# [Given task]
Reproduce each record exactly.

# [Listed entries]
'''

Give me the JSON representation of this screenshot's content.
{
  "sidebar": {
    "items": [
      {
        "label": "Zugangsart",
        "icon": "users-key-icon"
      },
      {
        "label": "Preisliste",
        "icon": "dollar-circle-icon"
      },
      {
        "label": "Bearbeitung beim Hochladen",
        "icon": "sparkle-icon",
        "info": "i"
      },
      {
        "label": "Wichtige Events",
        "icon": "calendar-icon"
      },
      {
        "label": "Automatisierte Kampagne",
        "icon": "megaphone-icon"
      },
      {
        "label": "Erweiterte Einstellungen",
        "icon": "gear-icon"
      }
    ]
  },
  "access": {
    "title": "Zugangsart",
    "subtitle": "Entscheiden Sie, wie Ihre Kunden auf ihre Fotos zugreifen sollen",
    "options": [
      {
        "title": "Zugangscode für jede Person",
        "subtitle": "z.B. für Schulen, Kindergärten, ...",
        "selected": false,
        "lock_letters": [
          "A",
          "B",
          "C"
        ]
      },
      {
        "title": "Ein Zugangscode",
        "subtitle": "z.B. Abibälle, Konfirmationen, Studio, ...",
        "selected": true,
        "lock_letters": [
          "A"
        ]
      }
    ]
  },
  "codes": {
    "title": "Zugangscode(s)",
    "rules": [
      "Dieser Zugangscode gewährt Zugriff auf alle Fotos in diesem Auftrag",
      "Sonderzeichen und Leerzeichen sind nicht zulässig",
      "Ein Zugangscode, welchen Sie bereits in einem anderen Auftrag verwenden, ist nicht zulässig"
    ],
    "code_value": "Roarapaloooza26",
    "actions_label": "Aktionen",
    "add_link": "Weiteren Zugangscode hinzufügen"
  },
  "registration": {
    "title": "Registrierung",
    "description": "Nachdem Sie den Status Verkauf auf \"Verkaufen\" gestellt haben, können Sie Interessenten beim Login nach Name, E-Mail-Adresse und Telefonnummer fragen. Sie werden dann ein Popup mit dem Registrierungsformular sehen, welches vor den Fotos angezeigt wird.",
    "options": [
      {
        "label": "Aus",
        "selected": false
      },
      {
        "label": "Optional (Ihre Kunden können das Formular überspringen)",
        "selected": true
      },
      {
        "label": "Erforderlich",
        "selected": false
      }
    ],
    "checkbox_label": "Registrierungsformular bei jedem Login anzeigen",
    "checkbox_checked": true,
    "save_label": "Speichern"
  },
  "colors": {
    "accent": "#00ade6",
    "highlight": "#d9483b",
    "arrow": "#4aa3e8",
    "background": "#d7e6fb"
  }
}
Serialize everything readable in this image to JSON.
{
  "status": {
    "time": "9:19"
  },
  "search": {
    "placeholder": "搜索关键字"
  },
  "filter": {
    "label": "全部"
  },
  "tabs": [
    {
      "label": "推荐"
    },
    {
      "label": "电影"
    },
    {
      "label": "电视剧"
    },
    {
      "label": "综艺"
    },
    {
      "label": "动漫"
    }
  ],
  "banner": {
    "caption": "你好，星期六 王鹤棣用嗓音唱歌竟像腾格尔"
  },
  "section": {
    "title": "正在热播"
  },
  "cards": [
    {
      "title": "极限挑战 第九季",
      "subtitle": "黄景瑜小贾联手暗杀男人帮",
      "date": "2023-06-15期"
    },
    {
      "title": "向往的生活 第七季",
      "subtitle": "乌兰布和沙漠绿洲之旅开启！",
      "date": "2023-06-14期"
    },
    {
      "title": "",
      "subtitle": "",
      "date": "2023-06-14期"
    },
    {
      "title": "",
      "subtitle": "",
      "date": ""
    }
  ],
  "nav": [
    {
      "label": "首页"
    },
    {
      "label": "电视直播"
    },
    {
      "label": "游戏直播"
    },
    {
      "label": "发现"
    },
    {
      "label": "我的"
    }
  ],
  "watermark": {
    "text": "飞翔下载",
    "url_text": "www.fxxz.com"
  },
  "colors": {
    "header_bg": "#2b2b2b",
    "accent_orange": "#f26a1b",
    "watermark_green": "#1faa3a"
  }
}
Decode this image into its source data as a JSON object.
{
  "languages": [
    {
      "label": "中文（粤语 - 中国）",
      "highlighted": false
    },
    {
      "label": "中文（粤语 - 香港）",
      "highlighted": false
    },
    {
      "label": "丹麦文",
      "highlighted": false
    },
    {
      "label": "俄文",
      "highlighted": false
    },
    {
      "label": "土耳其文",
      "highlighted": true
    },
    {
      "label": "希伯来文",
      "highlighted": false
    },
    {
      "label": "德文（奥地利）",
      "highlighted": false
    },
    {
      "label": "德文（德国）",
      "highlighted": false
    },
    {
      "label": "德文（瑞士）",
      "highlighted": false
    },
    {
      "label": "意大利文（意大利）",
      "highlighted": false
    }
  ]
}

'''

# [Result for this exercise]
Give me the JSON representation of this screenshot's content.
{
  "sidebar": {
    "items": [
      {
        "label": "Zugangsart",
        "icon": "users-key-icon"
      },
      {
        "label": "Preisliste",
        "icon": "dollar-circle-icon"
      },
      {
        "label": "Bearbeitung beim Hochladen",
        "icon": "sparkle-icon",
        "info": "i"
      },
      {
        "label": "Wichtige Events",
        "icon": "calendar-icon"
      },
      {
        "label": "Automatisierte Kampagne",
        "icon": "megaphone-icon"
      },
      {
        "label": "Erweiterte Einstellungen",
        "icon": "gear-icon"
      }
    ]
  },
  "access": {
    "title": "Zugangsart",
    "subtitle": "Entscheiden Sie, wie Ihre Kunden auf ihre Fotos zugreifen sollen",
    "options": [
      {
        "title": "Zugangscode für jede Person",
        "subtitle": "z.B. für Schulen, Kindergärten, ...",
        "selected": false,
        "lock_letters": [
          "A",
          "B",
          "C"
        ]
      },
      {
        "title": "Ein Zugangscode",
        "subtitle": "z.B. Abibälle, Konfirmationen, Studio, ...",
        "selected": true,
        "lock_letters": [
          "A"
        ]
      }
    ]
  },
  "codes": {
    "title": "Zugangscode(s)",
    "rules": [
      "Dieser Zugangscode gewährt Zugriff auf alle Fotos in diesem Auftrag",
      "Sonderzeichen und Leerzeichen sind nicht zulässig",
      "Ein Zugangscode, welchen Sie bereits in einem anderen Auftrag verwenden, ist nicht zulässig"
    ],
    "code_value": "Roarapaloooza26",
    "actions_label": "Aktionen",
    "add_link": "Weiteren Zugangscode hinzufügen"
  },
  "registration": {
    "title": "Registrierung",
    "description": "Nachdem Sie den Status Verkauf auf \"Verkaufen\" gestellt haben, können Sie Interessenten beim Login nach Name, E-Mail-Adresse und Telefonnummer fragen. Sie werden dann ein Popup mit dem Registrierungsformular sehen, welches vor den Fotos angezeigt wird.",
    "options": [
      {
        "label": "Aus",
        "selected": false
      },
      {
        "label": "Optional (Ihre Kunden können das Formular überspringen)",
        "selected": true
      },
      {
        "label": "Erforderlich",
        "selected": false
      }
    ],
    "checkbox_label": "Registrierungsformular bei jedem Login anzeigen",
    "checkbox_checked": true,
    "save_label": "Speichern"
  },
  "colors": {
    "accent": "#00ade6",
    "highlight": "#d9483b",
    "arrow": "#4aa3e8",
    "background": "#d7e6fb"
  }
}
Serialize everything readable in this image to JSON.
{
  "status": {
    "time": "9:19"
  },
  "search": {
    "placeholder": "搜索关键字"
  },
  "filter": {
    "label": "全部"
  },
  "tabs": [
    {
      "label": "推荐"
    },
    {
      "label": "电影"
    },
    {
      "label": "电视剧"
    },
    {
      "label": "综艺"
    },
    {
      "label": "动漫"
    }
  ],
  "banner": {
    "caption": "你好，星期六 王鹤棣用嗓音唱歌竟像腾格尔"
  },
  "section": {
    "title": "正在热播"
  },
  "cards": [
    {
      "title": "极限挑战 第九季",
      "subtitle": "黄景瑜小贾联手暗杀男人帮",
      "date": "2023-06-15期"
    },
    {
      "title": "向往的生活 第七季",
      "subtitle": "乌兰布和沙漠绿洲之旅开启！",
      "date": "2023-06-14期"
    },
    {
      "title": "",
      "subtitle": "",
      "date": "2023-06-14期"
    },
    {
      "title": "",
      "subtitle": "",
      "date": ""
    }
  ],
  "nav": [
    {
      "label": "首页"
    },
    {
      "label": "电视直播"
    },
    {
      "label": "游戏直播"
    },
    {
      "label": "发现"
    },
    {
      "label": "我的"
    }
  ],
  "watermark": {
    "text": "飞翔下载",
    "url_text": "www.fxxz.com"
  },
  "colors": {
    "header_bg": "#2b2b2b",
    "accent_orange": "#f26a1b",
    "watermark_green": "#1faa3a"
  }
}
Decode this image into its source data as a JSON object.
{
  "languages": [
    {
      "label": "中文（粤语 - 中国）",
      "highlighted": false
    },
    {
      "label": "中文（粤语 - 香港）",
      "highlighted": false
    },
    {
      "label": "丹麦文",
      "highlighted": false
    },
    {
      "label": "俄文",
      "highlighted": false
    },
    {
      "label": "土耳其文",
      "highlighted": true
    },
    {
      "label": "希伯来文",
      "highlighted": false
    },
    {
      "label": "德文（奥地利）",
      "highlighted": false
    },
    {
      "label": "德文（德国）",
      "highlighted": false
    },
    {
      "label": "德文（瑞士）",
      "highlighted": false
    },
    {
      "label": "意大利文（意大利）",
      "highlighted": false
    }
  ]
}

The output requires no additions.